---------- Selected extract

ATLANTA, Nov. 2 - Dorothy Chandler is
used to fielding calls at the Midtown Assistance Center from people who
are looking for help on their gas or electric bill. But on Tuesday, as
news spread that a quarter of the city's water customers faced shutoff,
it was suddenly the water bill that prompted several panicked calls.
"It is a huge concern," Ms.
Chandler said. "The calls that I've had today, the people are $600
behind, $800 behind. They're huge amounts, much more than we could
possibly help with."
On the heels of hard-won water rate and
sales tax increases to pay for $3 billion in sewer improvements, the
Atlanta Department of Watershed Management has decided to rein in its
debtors. On Thursday, two dozen workers began turning off the water of
customers who were more than 30 days delinquent, estimated to be about a
quarter of the city's 134,000 active accounts.
A spokeswoman for the department, Janet
Ward, said that the delinquency period was nothing new but that strict
enforcement was. Ms. Ward said that anyone who contested their bill
would probably be able to keep their water on until the dispute was
concluded. "We understand how important water is, and we will bend
over backwards to work with people who should not have their water cut
off," she said.
But she said the debt could not be
ignored. "We have passed these incredible rate increases that took
effect in January, and then the people voted overwhelmingly to pass a
municipal rate increase of a 1 percent sales tax," Ms. Ward said.
In January, the City Council approved yearly rate increases until 2008,
on a sliding scale that will eventually triple rates for the biggest
"We're asking the people to step up
to the plate, and they have done that,'' she said. "Now we need to
make sure and make them understand that we are doing everything we can
to keep their rates down and do the work that has to be done. Recovering
money that is by rights ours and that is out there is one of the best
ways to do that."
It is unclear how much of the $35 million
that those customers owe will be recovered, but at least it will stop
the bleeding, she said. The department will shut off about 400 to 500
delinquents a day until the backlog is eliminated.
The logic is little comfort to those who
fear they will be cut off. Elaine Isles, 44, is an unemployed security
guard who lives with her husband, Glenn, and their three sons, ages 17,
10 and 7, and their water bill is past due. Ms. Isles received
assistance for last month, but carried a balance forward and now has the
next month's bill as well. "Now I owe $238.34," Ms. Isles
said. "I don't have a way to give them $238.34. I don't have any
way to give them one dollar." The family has been trying to cut
down, flushing the toilet less.

--------------------
---------- Data records

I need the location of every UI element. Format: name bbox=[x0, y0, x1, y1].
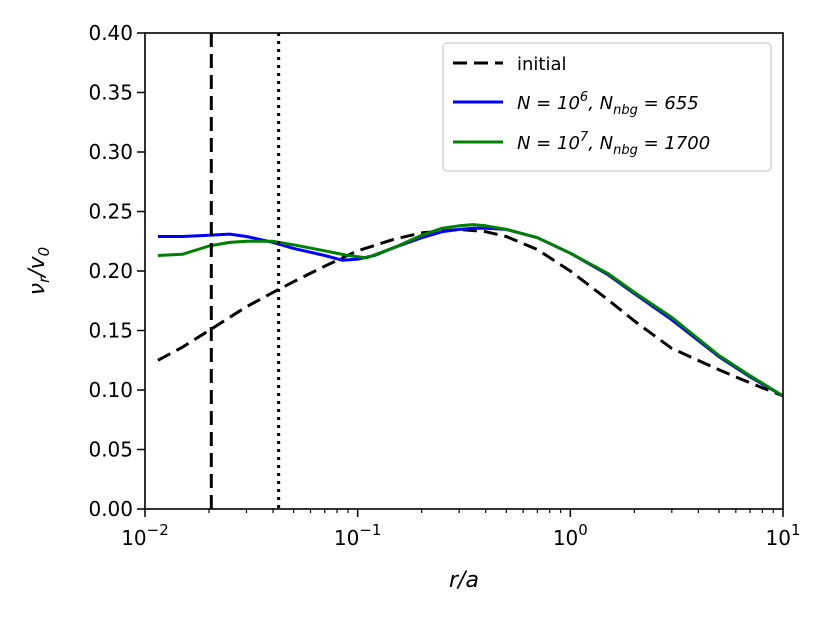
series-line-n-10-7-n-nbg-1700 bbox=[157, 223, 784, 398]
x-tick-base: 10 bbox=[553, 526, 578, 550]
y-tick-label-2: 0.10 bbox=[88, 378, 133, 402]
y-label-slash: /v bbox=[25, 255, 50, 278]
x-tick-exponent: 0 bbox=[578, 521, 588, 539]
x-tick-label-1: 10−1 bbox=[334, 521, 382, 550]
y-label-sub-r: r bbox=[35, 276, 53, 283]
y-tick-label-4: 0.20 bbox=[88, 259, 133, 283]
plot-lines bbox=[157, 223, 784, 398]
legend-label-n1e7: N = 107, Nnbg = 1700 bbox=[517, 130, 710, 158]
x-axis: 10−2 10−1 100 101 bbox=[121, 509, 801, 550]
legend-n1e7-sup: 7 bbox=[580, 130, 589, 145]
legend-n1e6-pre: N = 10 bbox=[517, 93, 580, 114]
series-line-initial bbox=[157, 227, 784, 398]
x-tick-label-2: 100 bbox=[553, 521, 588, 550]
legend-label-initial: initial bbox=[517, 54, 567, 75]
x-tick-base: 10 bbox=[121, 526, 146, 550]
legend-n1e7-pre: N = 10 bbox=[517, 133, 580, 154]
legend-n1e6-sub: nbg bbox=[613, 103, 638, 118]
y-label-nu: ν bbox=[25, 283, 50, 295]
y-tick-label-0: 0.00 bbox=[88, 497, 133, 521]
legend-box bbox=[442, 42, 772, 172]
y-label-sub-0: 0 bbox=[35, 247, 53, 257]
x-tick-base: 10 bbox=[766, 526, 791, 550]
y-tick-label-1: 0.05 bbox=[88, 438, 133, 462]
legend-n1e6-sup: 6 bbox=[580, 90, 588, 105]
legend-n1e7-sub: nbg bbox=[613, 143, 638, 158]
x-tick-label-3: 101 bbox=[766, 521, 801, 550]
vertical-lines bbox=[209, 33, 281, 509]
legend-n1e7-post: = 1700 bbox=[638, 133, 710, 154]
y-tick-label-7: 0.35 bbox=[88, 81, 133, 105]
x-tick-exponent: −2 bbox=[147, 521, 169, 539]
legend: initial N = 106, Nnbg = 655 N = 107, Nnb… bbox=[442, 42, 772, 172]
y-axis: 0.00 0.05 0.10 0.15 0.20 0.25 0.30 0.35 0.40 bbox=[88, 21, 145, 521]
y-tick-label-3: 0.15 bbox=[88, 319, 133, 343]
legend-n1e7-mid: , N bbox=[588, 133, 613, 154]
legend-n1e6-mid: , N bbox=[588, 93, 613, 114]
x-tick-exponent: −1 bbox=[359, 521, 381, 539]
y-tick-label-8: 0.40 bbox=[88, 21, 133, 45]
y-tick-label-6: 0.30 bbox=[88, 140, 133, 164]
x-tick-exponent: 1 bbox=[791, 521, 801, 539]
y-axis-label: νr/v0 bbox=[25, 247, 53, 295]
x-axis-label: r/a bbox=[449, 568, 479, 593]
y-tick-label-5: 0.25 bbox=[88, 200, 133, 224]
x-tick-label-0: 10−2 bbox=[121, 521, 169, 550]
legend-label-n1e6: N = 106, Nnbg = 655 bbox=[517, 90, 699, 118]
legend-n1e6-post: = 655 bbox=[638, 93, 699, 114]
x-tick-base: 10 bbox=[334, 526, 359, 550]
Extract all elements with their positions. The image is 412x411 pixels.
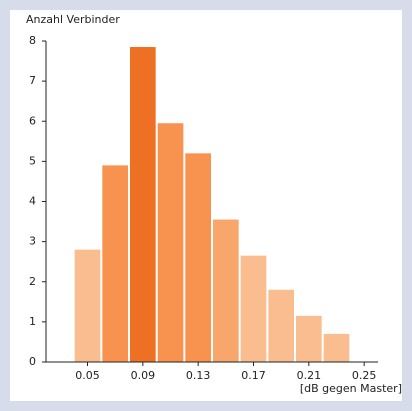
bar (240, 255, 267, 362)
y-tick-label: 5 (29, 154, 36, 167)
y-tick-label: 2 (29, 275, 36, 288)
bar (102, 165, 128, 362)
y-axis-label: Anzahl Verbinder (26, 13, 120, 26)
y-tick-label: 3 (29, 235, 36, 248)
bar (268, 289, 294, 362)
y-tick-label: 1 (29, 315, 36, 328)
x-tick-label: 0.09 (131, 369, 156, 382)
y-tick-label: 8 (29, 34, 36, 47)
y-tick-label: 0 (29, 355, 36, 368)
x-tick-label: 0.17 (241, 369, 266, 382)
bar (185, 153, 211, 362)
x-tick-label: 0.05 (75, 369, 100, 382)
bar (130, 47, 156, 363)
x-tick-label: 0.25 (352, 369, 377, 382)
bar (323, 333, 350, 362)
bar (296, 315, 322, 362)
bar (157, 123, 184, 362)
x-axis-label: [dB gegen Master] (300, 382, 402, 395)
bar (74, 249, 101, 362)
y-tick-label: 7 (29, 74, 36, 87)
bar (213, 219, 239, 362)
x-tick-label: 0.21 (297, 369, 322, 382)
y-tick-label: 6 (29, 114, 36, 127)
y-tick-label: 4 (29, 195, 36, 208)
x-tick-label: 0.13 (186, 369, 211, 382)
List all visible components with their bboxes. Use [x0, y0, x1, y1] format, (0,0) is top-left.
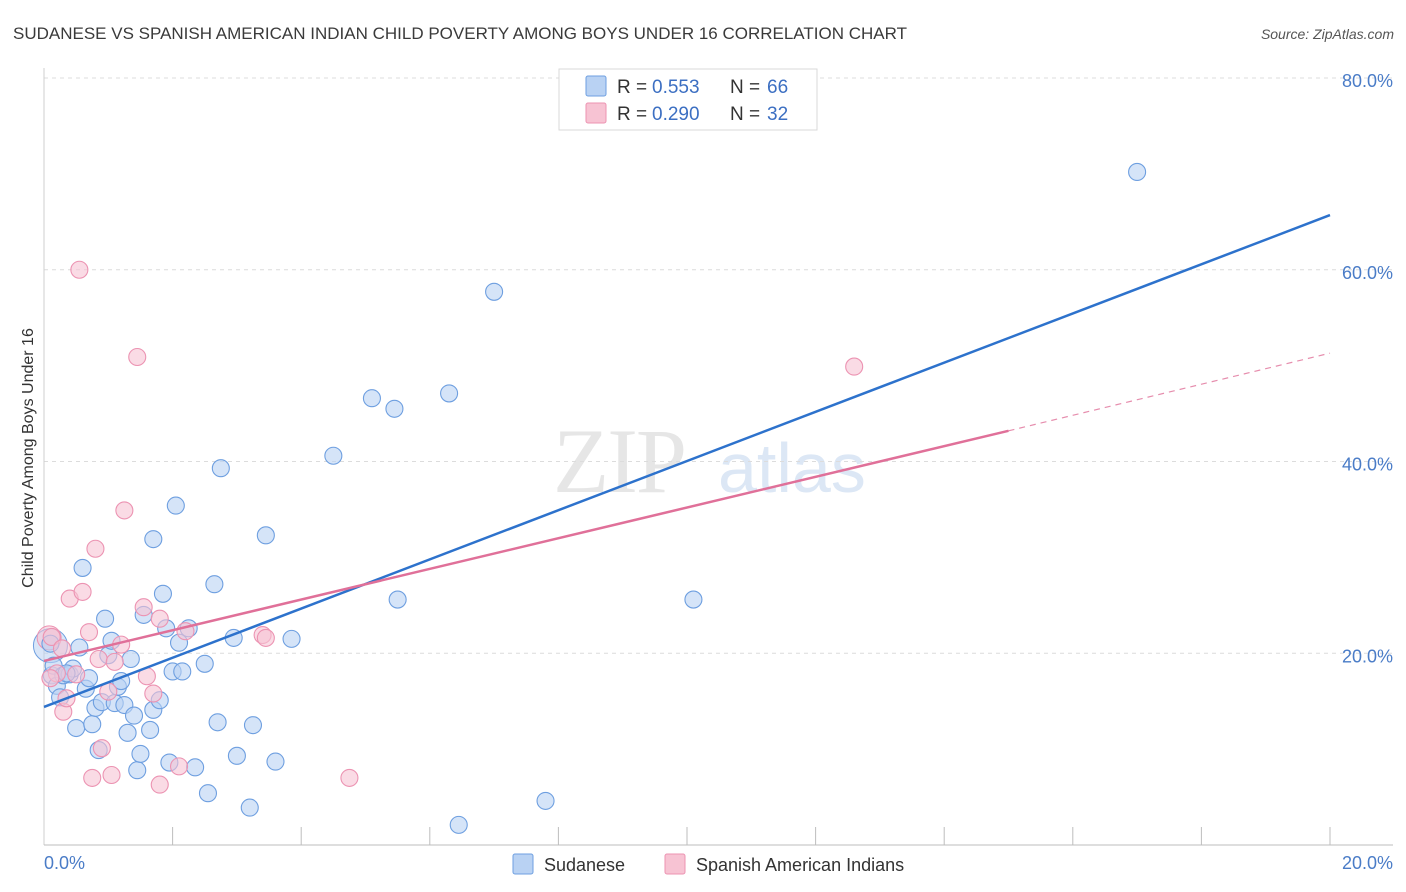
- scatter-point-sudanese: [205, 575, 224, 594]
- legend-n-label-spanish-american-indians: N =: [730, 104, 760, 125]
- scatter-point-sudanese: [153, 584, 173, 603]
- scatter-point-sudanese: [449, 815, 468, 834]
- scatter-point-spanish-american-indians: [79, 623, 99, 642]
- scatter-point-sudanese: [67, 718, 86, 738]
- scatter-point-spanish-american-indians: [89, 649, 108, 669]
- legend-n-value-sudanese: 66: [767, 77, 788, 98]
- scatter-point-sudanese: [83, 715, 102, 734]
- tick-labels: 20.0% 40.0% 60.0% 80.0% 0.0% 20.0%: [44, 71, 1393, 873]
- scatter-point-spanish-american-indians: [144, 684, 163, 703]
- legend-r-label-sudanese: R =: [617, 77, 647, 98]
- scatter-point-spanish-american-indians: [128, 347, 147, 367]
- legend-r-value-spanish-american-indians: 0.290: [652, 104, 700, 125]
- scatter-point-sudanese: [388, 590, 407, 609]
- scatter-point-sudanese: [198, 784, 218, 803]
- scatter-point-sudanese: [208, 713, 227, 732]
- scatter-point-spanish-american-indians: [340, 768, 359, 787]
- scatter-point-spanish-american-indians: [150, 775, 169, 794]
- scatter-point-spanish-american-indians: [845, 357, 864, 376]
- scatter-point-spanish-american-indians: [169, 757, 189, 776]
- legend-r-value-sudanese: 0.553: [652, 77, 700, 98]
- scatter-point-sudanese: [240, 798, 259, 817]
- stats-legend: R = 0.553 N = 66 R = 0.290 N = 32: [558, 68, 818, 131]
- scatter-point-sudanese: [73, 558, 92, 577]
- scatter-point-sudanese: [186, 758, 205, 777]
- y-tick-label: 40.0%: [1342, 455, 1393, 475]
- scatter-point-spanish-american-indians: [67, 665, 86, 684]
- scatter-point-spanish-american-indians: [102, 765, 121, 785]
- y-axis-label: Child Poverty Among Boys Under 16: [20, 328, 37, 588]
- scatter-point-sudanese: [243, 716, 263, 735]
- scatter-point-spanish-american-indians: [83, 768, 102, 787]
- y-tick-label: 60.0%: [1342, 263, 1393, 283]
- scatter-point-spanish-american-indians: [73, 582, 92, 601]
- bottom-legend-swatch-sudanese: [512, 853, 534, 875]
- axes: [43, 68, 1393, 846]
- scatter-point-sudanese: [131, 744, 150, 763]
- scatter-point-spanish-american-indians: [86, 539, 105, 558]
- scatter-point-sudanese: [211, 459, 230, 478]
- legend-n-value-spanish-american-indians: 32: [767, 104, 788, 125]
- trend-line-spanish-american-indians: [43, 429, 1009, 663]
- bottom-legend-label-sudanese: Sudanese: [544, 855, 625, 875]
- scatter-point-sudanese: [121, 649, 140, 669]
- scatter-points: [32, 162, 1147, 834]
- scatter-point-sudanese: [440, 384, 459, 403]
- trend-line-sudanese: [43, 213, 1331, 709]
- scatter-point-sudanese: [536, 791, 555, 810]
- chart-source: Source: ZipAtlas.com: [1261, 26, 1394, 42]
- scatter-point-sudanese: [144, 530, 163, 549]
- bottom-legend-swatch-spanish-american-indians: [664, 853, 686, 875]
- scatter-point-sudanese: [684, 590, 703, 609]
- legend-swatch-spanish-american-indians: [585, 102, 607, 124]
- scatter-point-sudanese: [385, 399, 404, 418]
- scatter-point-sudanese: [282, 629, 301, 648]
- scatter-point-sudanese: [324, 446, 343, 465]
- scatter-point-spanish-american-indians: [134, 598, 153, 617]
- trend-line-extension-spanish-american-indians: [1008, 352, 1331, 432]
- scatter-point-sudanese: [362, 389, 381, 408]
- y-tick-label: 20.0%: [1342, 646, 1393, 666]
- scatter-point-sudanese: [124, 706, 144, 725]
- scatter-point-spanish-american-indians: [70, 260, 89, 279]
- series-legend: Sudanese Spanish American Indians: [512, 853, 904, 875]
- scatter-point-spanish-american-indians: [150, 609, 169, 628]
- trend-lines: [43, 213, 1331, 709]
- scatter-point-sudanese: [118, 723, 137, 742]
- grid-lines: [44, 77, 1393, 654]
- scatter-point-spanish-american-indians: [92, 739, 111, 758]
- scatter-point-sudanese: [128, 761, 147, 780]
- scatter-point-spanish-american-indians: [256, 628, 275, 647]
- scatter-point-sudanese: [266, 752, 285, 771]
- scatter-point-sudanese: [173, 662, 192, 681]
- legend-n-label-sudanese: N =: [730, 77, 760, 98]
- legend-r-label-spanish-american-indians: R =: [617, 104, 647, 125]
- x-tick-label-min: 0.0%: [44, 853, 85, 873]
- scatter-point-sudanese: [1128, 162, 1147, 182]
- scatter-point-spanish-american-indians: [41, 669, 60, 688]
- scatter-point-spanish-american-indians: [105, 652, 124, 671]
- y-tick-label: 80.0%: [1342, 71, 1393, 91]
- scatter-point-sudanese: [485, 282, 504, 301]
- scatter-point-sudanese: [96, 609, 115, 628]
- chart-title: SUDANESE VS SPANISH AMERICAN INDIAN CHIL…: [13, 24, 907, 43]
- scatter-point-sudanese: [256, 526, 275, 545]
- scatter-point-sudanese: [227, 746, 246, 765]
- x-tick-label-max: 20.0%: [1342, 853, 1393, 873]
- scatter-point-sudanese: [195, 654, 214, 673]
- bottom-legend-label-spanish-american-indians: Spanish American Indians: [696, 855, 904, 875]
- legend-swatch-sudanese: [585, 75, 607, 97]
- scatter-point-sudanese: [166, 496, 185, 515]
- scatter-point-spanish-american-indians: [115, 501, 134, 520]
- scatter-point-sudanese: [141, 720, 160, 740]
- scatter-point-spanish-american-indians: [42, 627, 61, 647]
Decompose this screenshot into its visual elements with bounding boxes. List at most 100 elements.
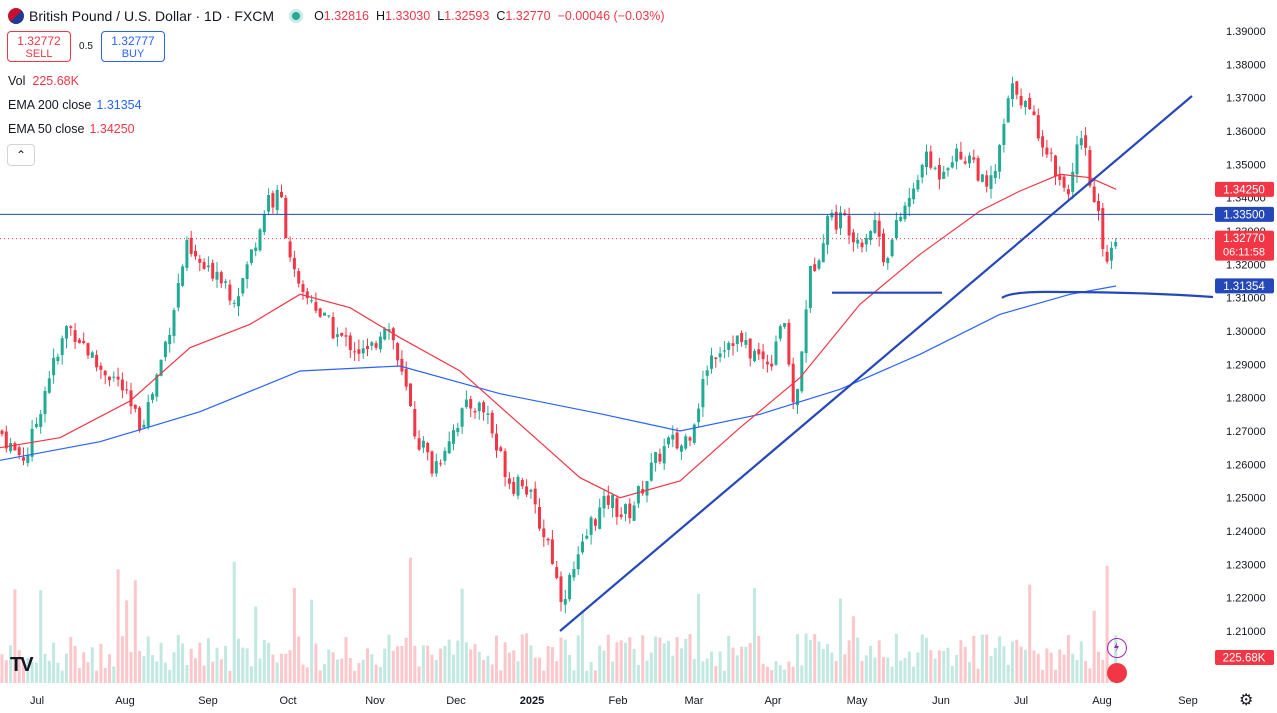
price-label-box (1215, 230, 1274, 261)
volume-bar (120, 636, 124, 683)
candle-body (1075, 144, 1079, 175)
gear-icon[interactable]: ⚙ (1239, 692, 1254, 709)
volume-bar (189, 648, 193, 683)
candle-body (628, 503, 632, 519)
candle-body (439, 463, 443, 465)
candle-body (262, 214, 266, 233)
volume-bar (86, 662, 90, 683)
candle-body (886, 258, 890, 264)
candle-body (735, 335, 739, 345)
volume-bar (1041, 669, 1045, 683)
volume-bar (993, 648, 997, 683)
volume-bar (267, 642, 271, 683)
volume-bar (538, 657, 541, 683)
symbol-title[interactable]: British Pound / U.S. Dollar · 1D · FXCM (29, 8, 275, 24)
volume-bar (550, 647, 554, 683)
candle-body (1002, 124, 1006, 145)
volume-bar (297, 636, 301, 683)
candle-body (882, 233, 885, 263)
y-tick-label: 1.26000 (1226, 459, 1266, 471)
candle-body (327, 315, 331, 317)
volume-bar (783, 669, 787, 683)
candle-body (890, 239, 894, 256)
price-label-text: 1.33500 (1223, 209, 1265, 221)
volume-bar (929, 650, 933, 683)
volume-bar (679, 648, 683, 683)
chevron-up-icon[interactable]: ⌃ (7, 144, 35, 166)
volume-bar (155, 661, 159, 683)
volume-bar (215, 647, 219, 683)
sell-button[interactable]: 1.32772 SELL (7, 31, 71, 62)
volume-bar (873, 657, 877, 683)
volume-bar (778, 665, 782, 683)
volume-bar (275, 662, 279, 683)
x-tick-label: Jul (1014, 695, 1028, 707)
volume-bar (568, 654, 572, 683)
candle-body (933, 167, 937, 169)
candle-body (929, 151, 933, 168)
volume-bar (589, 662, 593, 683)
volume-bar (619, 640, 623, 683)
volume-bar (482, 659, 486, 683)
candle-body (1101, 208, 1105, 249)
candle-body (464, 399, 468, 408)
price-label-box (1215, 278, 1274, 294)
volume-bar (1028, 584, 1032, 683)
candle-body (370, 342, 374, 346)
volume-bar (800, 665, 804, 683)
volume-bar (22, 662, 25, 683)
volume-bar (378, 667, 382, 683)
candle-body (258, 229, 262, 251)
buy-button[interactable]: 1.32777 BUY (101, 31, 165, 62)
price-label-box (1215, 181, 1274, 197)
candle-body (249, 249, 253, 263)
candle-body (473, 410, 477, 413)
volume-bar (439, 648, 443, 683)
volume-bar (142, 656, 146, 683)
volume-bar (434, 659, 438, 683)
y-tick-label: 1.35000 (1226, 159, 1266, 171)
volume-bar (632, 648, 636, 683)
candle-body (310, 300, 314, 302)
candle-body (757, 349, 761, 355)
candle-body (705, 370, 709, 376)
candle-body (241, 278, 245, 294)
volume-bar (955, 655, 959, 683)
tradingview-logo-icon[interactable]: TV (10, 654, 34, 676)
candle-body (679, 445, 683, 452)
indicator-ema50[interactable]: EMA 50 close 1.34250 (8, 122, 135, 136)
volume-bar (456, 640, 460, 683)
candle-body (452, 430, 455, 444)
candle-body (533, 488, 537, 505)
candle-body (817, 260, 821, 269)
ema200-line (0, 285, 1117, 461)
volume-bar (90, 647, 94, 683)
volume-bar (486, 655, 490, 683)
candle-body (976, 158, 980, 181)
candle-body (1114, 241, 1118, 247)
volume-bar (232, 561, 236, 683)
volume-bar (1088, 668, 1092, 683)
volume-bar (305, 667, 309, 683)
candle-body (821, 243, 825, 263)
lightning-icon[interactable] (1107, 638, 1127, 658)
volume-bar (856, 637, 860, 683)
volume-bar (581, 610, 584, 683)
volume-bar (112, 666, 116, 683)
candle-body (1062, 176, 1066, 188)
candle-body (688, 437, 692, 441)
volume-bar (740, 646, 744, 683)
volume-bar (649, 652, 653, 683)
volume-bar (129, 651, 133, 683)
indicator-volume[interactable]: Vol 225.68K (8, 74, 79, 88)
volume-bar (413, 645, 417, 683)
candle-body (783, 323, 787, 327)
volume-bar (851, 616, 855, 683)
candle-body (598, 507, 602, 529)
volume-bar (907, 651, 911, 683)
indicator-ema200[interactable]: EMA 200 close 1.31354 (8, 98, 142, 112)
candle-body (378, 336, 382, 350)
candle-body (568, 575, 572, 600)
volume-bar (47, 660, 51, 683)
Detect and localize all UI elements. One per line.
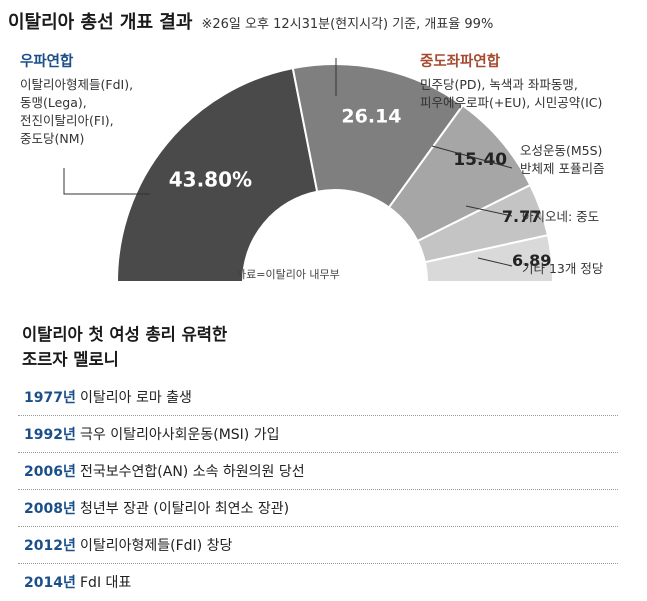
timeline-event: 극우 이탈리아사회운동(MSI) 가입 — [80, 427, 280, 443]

--------------------

#### [Exercise instructions]
Reproduce the passage of the article on Atlanta's water shutoffs between "It is unclear" and "the toilet less.", inclusive, swapping "bleeding" for "losses". The lines above have no connection to the article on Atlanta's water shutoffs.

#### [Answer to the problem]
It is unclear how much of the $35 million
that those customers owe will be recovered, but at least it will stop
the losses, she said. The department will shut off about 400 to 500
delinquents a day until the backlog is eliminated.
The logic is little comfort to those who
fear they will be cut off. Elaine Isles, 44, is an unemployed security
guard who lives with her husband, Glenn, and their three sons, ages 17,
10 and 7, and their water bill is past due. Ms. Isles received
assistance for last month, but carried a balance forward and now has the
next month's bill as well. "Now I owe $238.34," Ms. Isles
said. "I don't have a way to give them $238.34. I don't have any
way to give them one dollar." The family has been trying to cut
down, flushing the toilet less.